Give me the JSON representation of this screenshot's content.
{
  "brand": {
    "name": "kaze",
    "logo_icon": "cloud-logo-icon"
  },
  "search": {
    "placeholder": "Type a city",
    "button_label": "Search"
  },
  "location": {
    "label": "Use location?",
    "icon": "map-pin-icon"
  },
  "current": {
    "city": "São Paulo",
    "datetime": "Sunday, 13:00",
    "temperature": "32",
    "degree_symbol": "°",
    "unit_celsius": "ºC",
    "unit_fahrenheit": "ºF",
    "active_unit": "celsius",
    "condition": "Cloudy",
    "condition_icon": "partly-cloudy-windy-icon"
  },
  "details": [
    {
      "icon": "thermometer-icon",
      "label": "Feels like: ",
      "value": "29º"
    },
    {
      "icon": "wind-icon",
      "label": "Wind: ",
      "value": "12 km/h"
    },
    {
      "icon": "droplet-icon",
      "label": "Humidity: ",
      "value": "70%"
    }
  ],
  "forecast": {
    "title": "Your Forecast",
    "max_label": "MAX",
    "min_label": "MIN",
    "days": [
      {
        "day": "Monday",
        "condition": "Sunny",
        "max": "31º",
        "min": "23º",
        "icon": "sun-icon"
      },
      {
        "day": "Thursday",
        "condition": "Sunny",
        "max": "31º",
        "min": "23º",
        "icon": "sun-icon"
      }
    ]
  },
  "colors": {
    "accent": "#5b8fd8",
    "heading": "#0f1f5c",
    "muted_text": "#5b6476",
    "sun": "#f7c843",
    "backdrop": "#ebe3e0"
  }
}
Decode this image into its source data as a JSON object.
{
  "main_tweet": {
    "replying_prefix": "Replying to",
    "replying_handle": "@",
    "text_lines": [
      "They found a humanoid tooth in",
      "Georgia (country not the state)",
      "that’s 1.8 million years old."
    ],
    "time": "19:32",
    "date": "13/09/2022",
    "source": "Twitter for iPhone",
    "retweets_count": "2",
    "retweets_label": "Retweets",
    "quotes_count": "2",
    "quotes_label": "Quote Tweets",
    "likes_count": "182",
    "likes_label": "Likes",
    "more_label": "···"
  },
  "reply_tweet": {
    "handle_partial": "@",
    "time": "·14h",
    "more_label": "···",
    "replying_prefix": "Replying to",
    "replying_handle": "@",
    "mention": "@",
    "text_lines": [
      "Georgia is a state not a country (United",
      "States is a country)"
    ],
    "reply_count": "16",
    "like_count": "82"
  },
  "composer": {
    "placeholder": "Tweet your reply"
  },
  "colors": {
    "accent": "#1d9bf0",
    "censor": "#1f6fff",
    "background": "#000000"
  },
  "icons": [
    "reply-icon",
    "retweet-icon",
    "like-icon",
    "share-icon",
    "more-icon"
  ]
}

*****

WHAT YOU SHOULD DO>
Find how many of the lines above have the word "country" in them. State only that number.

FINAL RESULT>
3